* **Aim of the exercise**: Filter the entries below, keeping every line that has the word "pairs".

[Figure contents as structured data]
------------------------

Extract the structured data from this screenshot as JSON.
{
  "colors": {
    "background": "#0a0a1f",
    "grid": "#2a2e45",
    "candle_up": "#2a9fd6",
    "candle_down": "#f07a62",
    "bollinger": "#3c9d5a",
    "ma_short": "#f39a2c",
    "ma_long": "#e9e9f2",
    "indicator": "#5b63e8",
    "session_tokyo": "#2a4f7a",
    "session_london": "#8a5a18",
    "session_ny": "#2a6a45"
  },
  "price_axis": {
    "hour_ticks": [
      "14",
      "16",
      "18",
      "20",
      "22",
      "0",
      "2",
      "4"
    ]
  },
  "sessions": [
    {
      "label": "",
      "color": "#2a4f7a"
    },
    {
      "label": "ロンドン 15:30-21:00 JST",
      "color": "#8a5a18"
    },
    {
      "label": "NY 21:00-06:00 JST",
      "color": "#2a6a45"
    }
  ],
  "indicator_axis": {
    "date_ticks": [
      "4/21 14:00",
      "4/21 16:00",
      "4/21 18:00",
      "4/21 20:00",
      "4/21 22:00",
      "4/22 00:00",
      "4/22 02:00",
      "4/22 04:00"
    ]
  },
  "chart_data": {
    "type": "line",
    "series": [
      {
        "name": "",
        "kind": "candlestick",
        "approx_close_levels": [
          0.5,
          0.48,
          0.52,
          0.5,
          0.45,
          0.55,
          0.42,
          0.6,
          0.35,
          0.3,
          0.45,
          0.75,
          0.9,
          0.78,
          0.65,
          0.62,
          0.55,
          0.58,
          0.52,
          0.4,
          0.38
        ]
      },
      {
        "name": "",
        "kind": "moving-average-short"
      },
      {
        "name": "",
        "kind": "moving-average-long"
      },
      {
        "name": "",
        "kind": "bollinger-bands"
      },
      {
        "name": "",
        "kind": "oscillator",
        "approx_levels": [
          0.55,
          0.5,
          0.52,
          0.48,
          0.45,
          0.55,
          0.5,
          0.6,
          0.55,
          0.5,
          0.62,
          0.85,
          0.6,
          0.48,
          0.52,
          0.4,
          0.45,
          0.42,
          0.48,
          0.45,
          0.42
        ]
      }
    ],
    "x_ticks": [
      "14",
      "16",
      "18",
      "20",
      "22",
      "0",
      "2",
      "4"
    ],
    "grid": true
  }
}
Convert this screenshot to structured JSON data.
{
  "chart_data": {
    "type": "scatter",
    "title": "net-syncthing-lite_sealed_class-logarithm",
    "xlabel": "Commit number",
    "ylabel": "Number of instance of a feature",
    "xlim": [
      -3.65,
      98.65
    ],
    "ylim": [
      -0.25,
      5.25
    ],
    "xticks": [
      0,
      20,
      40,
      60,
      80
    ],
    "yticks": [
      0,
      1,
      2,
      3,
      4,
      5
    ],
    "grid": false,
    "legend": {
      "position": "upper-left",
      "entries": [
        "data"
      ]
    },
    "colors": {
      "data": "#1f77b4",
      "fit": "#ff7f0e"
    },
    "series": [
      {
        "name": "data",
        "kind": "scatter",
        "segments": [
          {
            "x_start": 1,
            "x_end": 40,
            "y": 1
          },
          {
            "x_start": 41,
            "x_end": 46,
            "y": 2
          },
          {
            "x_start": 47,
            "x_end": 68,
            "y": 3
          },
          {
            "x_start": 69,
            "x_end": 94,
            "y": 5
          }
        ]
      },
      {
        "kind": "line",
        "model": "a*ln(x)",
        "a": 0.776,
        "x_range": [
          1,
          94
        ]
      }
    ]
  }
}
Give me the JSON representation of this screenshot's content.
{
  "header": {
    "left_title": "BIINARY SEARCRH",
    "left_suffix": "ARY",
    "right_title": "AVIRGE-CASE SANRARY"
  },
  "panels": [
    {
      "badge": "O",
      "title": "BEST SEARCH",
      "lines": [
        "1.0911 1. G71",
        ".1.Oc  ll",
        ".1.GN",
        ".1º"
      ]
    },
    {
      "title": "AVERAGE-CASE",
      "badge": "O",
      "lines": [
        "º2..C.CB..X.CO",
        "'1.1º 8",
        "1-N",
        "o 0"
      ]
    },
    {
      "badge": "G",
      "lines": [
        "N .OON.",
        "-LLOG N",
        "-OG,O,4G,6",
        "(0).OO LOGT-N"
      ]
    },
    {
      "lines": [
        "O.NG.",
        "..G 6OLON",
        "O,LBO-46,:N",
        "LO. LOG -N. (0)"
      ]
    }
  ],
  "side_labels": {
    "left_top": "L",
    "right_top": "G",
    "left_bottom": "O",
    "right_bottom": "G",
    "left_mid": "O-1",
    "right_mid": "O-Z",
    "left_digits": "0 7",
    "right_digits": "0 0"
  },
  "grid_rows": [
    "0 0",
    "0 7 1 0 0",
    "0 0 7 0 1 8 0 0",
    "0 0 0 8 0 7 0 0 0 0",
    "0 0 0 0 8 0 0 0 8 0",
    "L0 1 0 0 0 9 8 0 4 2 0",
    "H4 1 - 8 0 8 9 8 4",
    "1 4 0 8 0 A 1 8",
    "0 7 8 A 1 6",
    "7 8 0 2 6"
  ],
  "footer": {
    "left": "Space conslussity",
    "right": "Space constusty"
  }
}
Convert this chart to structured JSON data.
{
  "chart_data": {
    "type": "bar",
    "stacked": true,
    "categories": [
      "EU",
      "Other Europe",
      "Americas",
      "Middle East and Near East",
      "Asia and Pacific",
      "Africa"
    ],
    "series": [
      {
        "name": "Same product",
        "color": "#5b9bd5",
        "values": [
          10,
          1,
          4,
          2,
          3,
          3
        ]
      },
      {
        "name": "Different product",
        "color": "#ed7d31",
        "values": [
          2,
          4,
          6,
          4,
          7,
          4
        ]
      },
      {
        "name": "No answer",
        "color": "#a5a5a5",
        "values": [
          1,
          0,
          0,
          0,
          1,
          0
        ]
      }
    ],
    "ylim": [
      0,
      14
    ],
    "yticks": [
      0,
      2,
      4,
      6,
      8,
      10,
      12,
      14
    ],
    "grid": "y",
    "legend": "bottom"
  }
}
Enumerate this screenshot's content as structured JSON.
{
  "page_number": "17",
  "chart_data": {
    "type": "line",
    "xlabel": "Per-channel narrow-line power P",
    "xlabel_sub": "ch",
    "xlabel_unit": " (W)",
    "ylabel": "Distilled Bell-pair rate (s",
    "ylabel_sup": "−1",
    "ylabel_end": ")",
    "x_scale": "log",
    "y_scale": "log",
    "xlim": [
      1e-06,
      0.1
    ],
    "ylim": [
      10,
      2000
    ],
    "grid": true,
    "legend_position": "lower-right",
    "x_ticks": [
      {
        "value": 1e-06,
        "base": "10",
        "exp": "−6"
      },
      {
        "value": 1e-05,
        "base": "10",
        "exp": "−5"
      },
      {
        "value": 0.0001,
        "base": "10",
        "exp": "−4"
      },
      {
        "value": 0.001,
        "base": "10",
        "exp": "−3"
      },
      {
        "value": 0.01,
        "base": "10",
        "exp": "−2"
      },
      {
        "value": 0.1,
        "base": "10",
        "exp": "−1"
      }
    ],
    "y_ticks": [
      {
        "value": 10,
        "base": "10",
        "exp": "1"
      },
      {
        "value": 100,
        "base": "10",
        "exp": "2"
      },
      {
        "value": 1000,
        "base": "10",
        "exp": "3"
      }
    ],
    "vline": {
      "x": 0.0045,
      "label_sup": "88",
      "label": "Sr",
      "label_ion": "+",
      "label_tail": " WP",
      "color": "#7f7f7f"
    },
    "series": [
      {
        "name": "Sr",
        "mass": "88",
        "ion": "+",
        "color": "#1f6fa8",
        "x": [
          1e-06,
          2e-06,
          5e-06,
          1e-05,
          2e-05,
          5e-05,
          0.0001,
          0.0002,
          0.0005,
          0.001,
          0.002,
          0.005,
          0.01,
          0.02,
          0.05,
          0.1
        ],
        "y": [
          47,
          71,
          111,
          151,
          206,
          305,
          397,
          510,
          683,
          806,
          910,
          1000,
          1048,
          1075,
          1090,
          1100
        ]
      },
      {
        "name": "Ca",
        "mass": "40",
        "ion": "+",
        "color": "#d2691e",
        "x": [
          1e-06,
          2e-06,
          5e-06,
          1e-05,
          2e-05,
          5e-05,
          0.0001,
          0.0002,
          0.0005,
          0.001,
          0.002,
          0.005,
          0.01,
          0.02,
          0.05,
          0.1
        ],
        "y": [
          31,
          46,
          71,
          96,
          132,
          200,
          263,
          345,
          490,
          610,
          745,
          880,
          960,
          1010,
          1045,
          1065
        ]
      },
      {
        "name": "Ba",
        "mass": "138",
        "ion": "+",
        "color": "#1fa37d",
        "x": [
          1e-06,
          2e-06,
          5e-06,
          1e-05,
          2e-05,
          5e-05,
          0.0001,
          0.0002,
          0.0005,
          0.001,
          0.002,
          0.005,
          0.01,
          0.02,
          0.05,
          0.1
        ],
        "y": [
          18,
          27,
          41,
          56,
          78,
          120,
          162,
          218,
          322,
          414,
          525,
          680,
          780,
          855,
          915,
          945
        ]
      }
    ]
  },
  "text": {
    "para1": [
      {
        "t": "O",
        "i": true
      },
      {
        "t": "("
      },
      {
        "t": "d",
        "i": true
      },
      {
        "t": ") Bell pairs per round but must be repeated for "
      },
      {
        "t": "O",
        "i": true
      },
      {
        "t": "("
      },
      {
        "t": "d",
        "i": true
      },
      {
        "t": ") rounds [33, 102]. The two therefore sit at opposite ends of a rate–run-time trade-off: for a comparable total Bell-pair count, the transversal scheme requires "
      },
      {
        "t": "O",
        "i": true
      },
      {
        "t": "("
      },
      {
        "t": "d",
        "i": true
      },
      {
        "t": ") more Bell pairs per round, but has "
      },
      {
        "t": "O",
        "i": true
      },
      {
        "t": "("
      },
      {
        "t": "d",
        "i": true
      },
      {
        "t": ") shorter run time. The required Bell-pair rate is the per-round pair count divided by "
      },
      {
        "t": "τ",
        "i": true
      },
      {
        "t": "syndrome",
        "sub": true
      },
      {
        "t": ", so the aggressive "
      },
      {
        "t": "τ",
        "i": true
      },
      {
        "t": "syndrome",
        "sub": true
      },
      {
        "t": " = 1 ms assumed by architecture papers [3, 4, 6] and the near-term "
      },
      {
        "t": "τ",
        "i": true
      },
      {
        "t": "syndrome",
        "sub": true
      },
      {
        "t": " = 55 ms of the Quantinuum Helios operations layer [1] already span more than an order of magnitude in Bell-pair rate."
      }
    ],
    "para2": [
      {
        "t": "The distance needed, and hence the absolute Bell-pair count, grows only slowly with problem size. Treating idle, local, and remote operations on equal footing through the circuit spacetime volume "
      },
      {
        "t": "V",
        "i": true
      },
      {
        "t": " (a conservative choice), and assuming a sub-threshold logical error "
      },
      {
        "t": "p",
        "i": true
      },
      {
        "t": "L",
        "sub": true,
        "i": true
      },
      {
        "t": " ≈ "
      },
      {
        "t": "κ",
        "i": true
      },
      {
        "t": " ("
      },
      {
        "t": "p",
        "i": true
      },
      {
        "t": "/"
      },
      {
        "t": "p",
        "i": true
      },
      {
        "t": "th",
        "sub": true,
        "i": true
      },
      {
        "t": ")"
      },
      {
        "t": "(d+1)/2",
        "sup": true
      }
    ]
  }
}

------------------------

* **Task result**:
        "t": ") Bell pairs per round but must be repeated for "
        "t": ") more Bell pairs per round, but has "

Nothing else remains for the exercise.